▸ **SET TASKS**:
**1.** In the fuchsia text, by what point should hardy fuchsias be planted in the ground?
**2.** Write out the fuchsia text's stretch from "There are hundreds" through "winter sets in.", with "specialist grower" swapped for "dedicated nursery".

▸ **EXCERPT**:
There are hundreds of varieties of fuchsia to choose from, and flower form varies greatly between fully-skirted doubles, semi-doubles and slender singles.

Their up-swept petals and long stems add movement and grace whether grown in a pot or a border.

Try to use a specialist grower when buying: the range is greater and the plants are less expensive. Try to find small plants and them allow them to grow under your care.

When to plant fuchsias

Always buy your fuchsias in May or June from a specialist grower. Plant hardy fuchsias in the ground before the end of May, that way they have plenty of time to become established before winter sets in.

Where to plant

Tender fuchsias

Tender fuchsias are normally grown in containers or baskets in summer. These frost-tender varieties need to be placed in slight shade in a sheltered position between June and October.

They need to be overwintered under glass in slight heat. A frost-breaking heater works well. However, there are hardy varieties that come up year after, although these are cut down to the ground in hard winters.

Hardy fuchsias

Hardy fuchsias often do well in the lea of a west-facing wall. The roots stay cool and the plants get sun for a few hours a day. They catch most of the rainfall in summer and they are protected from sudden thaws in winter.

Upright fuchsias

Upright or bush fuchsias are well suited to growing beds and borders. They can be trained as standards, making them ideal for patio containers.

Trailing fuchsias

Trailing fuchsias such as 'Voodoo' and 'Ffion' are particularly suited to growing in containers and hanging baskets, where their branches can hang down over the edge.

How to plant

Once fuchsia grow larger, pot them up into John Innes potting compost 2 or 3 every time the roots reach the bottom of the pot. If in doubt, up-end the pot and look. 

Capillary matting on the greenhouse bench is helpful as it keeps the pots moist. Liquid Growmore is used by many fuchsia enthusiasts as a food when plants are young.

How to take fuchsia cuttings

The best fuchsia plants for bedding out are young plants and cuttings are almost always easy to take.

▸ **GIVEN DATA**:
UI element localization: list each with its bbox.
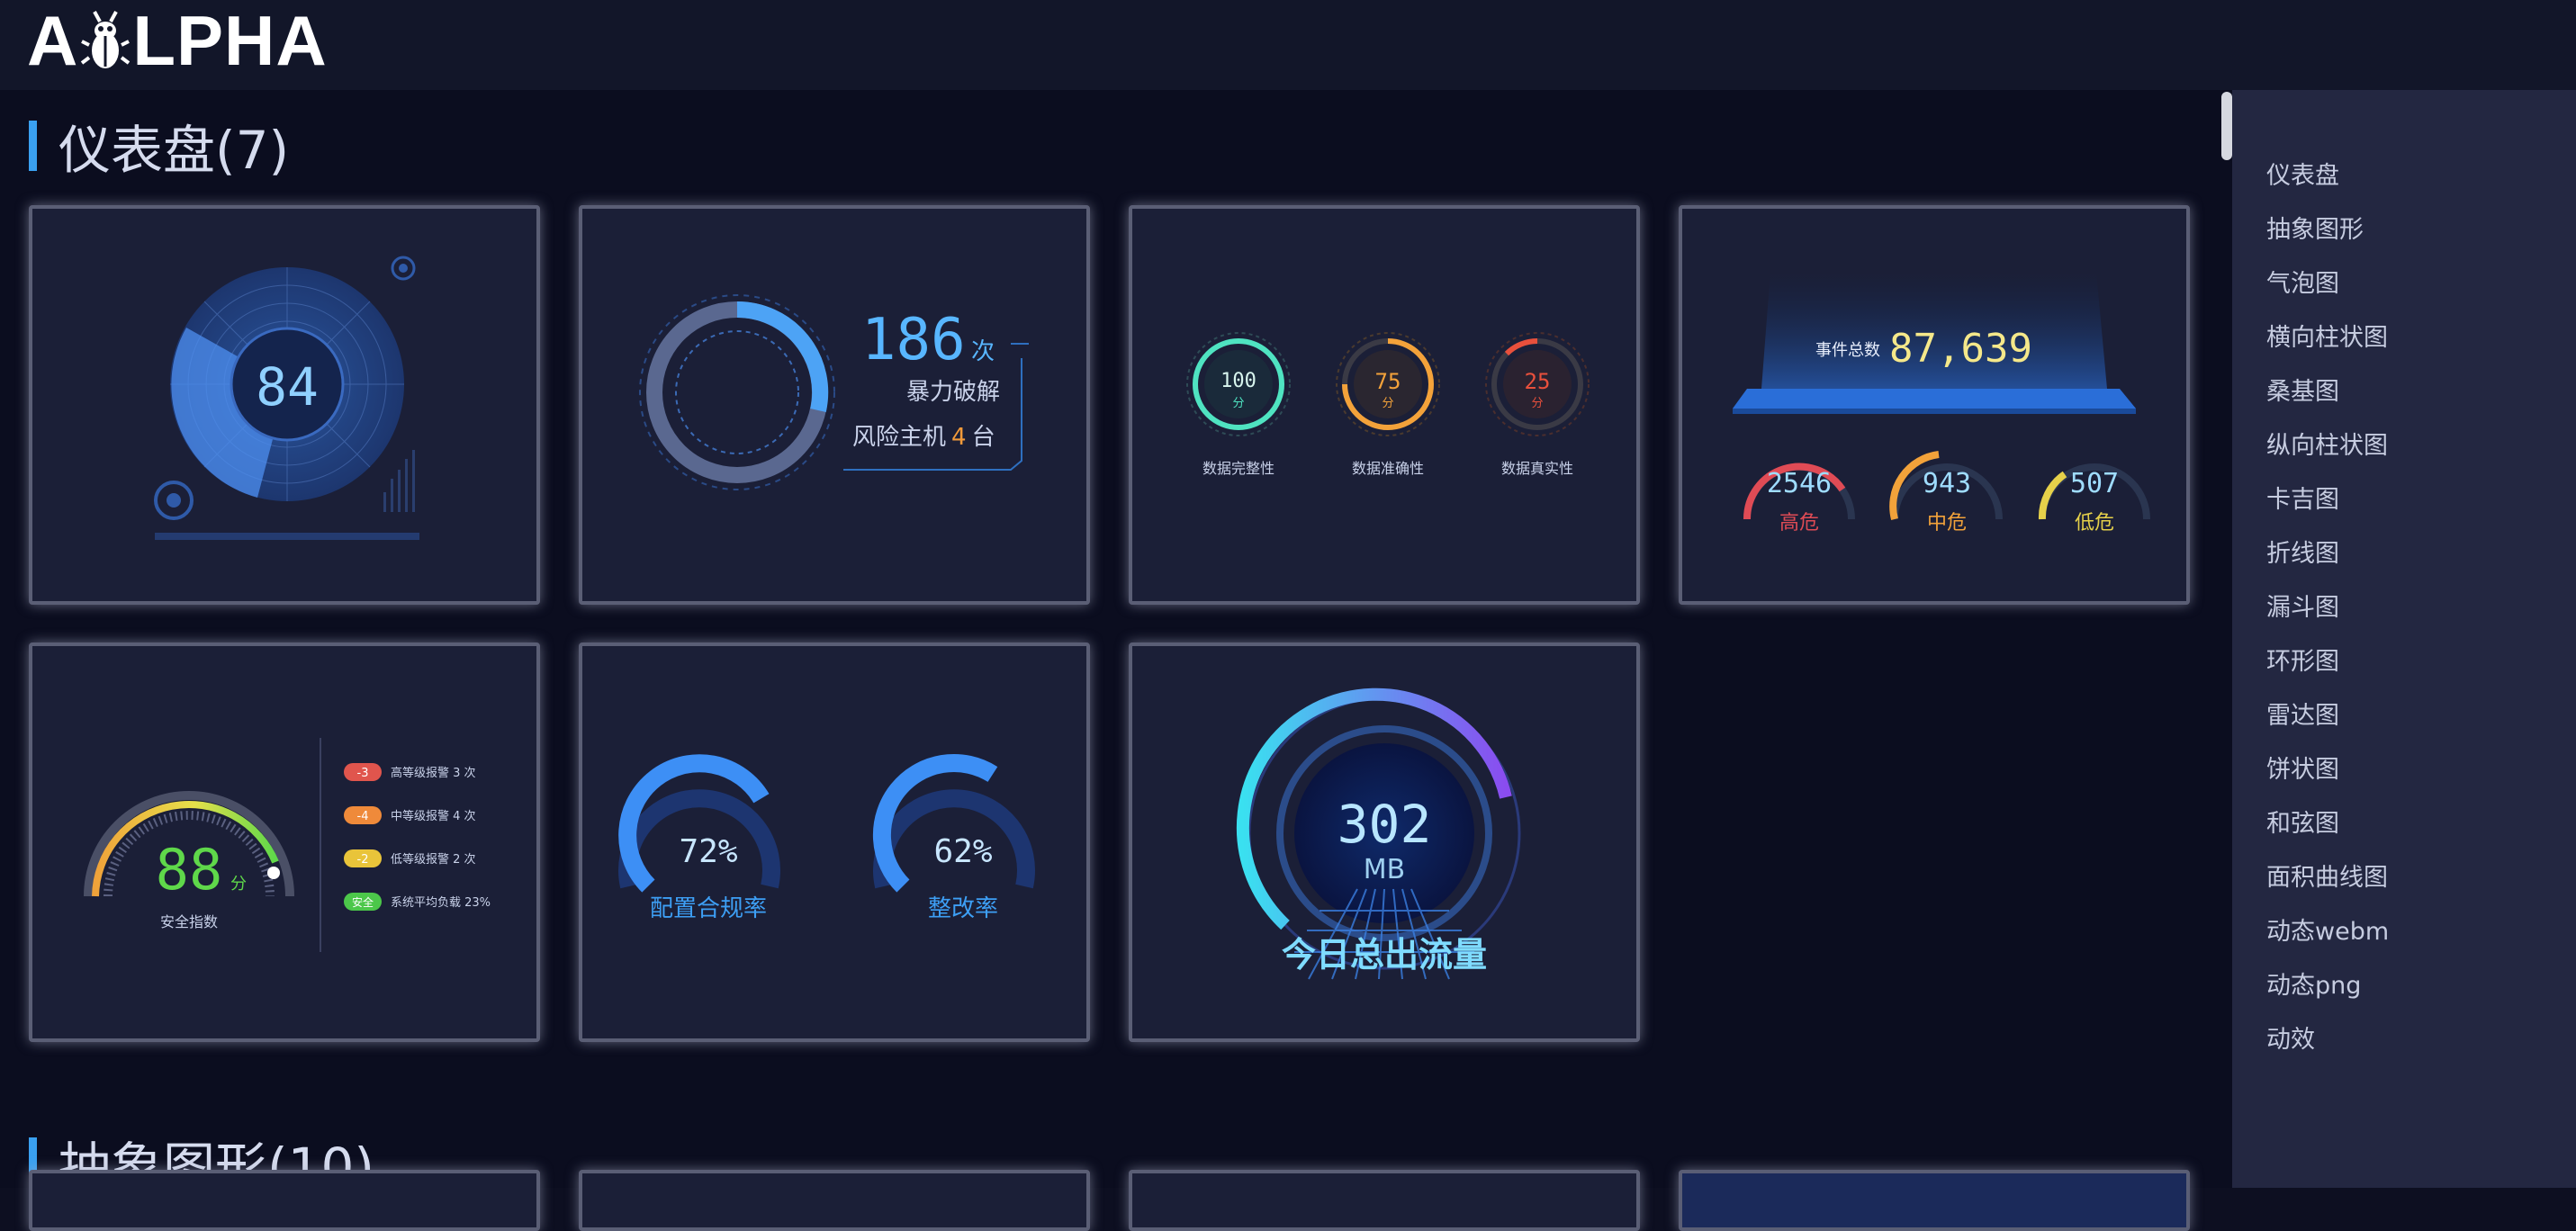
traffic-label: 今日总出流量 [1282, 935, 1487, 975]
svg-text:分: 分 [1531, 397, 1543, 410]
card-abstract-1[interactable] [29, 1170, 540, 1231]
sidebar-item[interactable]: 面积曲线图 [2266, 855, 2389, 909]
gauge-rectification: 62% 整改率 [872, 753, 1035, 922]
brute-force-unit: 次 [971, 338, 995, 365]
sidebar-item[interactable]: 动态png [2266, 963, 2389, 1017]
risk-host-prefix: 风险主机 [852, 424, 946, 451]
card-abstract-4[interactable] [1679, 1170, 2190, 1231]
card-brute-force[interactable]: 186 次 暴力破解 风险主机 4 台 [579, 205, 1090, 605]
sidebar-nav: 仪表盘 抽象图形 气泡图 横向柱状图 桑基图 纵向柱状图 卡吉图 折线图 漏斗图 环形图 雷达图 饼状… [2232, 90, 2576, 1188]
event-total-label: 事件总数 [1815, 341, 1880, 360]
svg-text:分: 分 [1382, 397, 1393, 410]
sidebar-item[interactable]: 动效 [2266, 1017, 2389, 1071]
event-total-value: 87,639 [1889, 326, 2032, 372]
sidebar-item[interactable]: 桑基图 [2266, 369, 2389, 423]
svg-text:高危: 高危 [1779, 512, 1819, 535]
svg-text:507: 507 [2070, 468, 2119, 499]
event-total-graphic: 事件总数 87,639 2546 高危 943 中危 507 低危 [1733, 272, 2150, 535]
svg-text:2546: 2546 [1767, 468, 1832, 499]
sidebar-item[interactable]: 气泡图 [2266, 261, 2389, 315]
card-compliance-rate[interactable]: 72% 配置合规率 62% 整改率 [579, 642, 1090, 1042]
risk-host-suffix: 台 [972, 424, 995, 451]
risk-host-count: 4 [951, 424, 967, 451]
svg-text:中等级报警 4 次: 中等级报警 4 次 [391, 809, 476, 823]
gauge-low-risk: 507 低危 [2038, 463, 2150, 535]
sidebar-list: 仪表盘 抽象图形 气泡图 横向柱状图 桑基图 纵向柱状图 卡吉图 折线图 漏斗图 环形图 雷达图 饼状… [2266, 153, 2389, 1071]
brute-force-count: 186 [861, 307, 966, 373]
svg-text:数据完整性: 数据完整性 [1202, 460, 1274, 477]
sidebar-item[interactable]: 环形图 [2266, 639, 2389, 693]
svg-text:整改率: 整改率 [928, 895, 998, 922]
card-event-total[interactable]: 事件总数 87,639 2546 高危 943 中危 507 低危 [1679, 205, 2190, 605]
svg-text:低等级报警 2 次: 低等级报警 2 次 [391, 852, 476, 867]
card-data-quality[interactable]: 100 分 数据完整性 75 分 数据准确性 25 分 数据真实性 [1129, 205, 1640, 605]
main-content: 仪表盘(7) 84 186 次 暴力破解 风险主机 4 台 100 分 数据完整… [0, 90, 2232, 1231]
svg-text:-2: -2 [357, 853, 369, 867]
security-score: 88 [156, 837, 223, 903]
card-abstract-3[interactable] [1129, 1170, 1640, 1231]
svg-text:配置合规率: 配置合规率 [650, 895, 767, 922]
traffic-graphic: 302 MB 今日总出流量 [1236, 687, 1521, 980]
security-index-graphic: 88 分 安全指数 -3 高等级报警 3 次 -4 中等级报警 4 次 -2 低… [84, 738, 491, 952]
gauge-integrity: 100 分 数据完整性 [1186, 332, 1291, 477]
logo-text: LPHA [132, 1, 328, 80]
svg-text:25: 25 [1525, 369, 1551, 394]
brute-force-label: 暴力破解 [906, 379, 1000, 406]
svg-text:系统平均负载 23%: 系统平均负载 23% [391, 896, 491, 910]
logo[interactable]: A LPHA [27, 2, 328, 79]
svg-text:62%: 62% [933, 833, 992, 870]
svg-text:72%: 72% [679, 833, 737, 870]
gauge-compliance: 72% 配置合规率 [618, 754, 780, 922]
sidebar-item[interactable]: 饼状图 [2266, 747, 2389, 801]
alert-list: -3 高等级报警 3 次 -4 中等级报警 4 次 -2 低等级报警 2 次 安… [344, 763, 491, 911]
svg-text:中危: 中危 [1927, 512, 1967, 535]
card-gauge-84[interactable]: 84 [29, 205, 540, 605]
svg-text:-3: -3 [357, 767, 369, 780]
sidebar-item[interactable]: 纵向柱状图 [2266, 423, 2389, 477]
section-title-dashboard: 仪表盘(7) [29, 117, 289, 181]
sidebar-item[interactable]: 和弦图 [2266, 801, 2389, 855]
svg-text:风险主机4台: 风险主机 4 台 [852, 424, 995, 451]
sidebar-item[interactable]: 折线图 [2266, 531, 2389, 585]
svg-text:安全: 安全 [352, 895, 374, 909]
svg-text:943: 943 [1923, 468, 1971, 499]
security-score-unit: 分 [230, 875, 247, 894]
gauge-high-risk: 2546 高危 [1743, 463, 1855, 535]
svg-text:100: 100 [1220, 370, 1256, 392]
gauge-84-value: 84 [256, 356, 319, 418]
svg-text:低危: 低危 [2075, 512, 2114, 535]
logo-letter-a: A [27, 1, 79, 80]
sidebar-item[interactable]: 漏斗图 [2266, 585, 2389, 639]
sidebar-item[interactable]: 卡吉图 [2266, 477, 2389, 531]
sidebar-item[interactable]: 仪表盘 [2266, 153, 2389, 207]
sidebar-item[interactable]: 横向柱状图 [2266, 315, 2389, 369]
sidebar-item[interactable]: 动态webm [2266, 909, 2389, 963]
section-accent-bar [29, 121, 37, 171]
card-security-index[interactable]: 88 分 安全指数 -3 高等级报警 3 次 -4 中等级报警 4 次 -2 低… [29, 642, 540, 1042]
svg-text:数据准确性: 数据准确性 [1352, 460, 1424, 477]
svg-text:分: 分 [1232, 397, 1244, 410]
svg-text:-4: -4 [357, 810, 369, 823]
brute-force-graphic: 186 次 暴力破解 风险主机 4 台 [639, 294, 1029, 490]
bug-icon [81, 11, 131, 68]
svg-text:高等级报警 3 次: 高等级报警 3 次 [391, 766, 476, 780]
data-quality-graphic: 100 分 数据完整性 75 分 数据准确性 25 分 数据真实性 [1186, 332, 1590, 477]
card-outbound-traffic[interactable]: 302 MB 今日总出流量 [1129, 642, 1640, 1042]
compliance-graphic: 72% 配置合规率 62% 整改率 [618, 753, 1035, 922]
top-bar: A LPHA [0, 0, 2576, 90]
traffic-unit: MB [1364, 854, 1405, 885]
scrollbar-thumb[interactable] [2221, 92, 2232, 160]
svg-text:75: 75 [1375, 369, 1401, 394]
sidebar-item[interactable]: 雷达图 [2266, 693, 2389, 747]
gauge-medium-risk: 943 中危 [1889, 451, 2003, 535]
svg-text:数据真实性: 数据真实性 [1501, 460, 1573, 477]
gauge-accuracy: 75 分 数据准确性 [1336, 332, 1440, 477]
traffic-value: 302 [1338, 794, 1432, 855]
gauge-authenticity: 25 分 数据真实性 [1485, 332, 1590, 477]
sidebar-item[interactable]: 抽象图形 [2266, 207, 2389, 261]
gauge-84-graphic: 84 [154, 256, 419, 540]
card-abstract-2[interactable] [579, 1170, 1090, 1231]
security-index-label: 安全指数 [160, 913, 218, 930]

▸ **RESULTS OF THE TASKS**:
**1.** Before the end of May.

**2.**
There are hundreds of varieties of fuchsia to choose from, and flower form varies greatly between fully-skirted doubles, semi-doubles and slender singles.

Their up-swept petals and long stems add movement and grace whether grown in a pot or a border.

Try to use a dedicated nursery when buying: the range is greater and the plants are less expensive. Try to find small plants and them allow them to grow under your care.

When to plant fuchsias

Always buy your fuchsias in May or June from a dedicated nursery. Plant hardy fuchsias in the ground before the end of May, that way they have plenty of time to become established before winter sets in.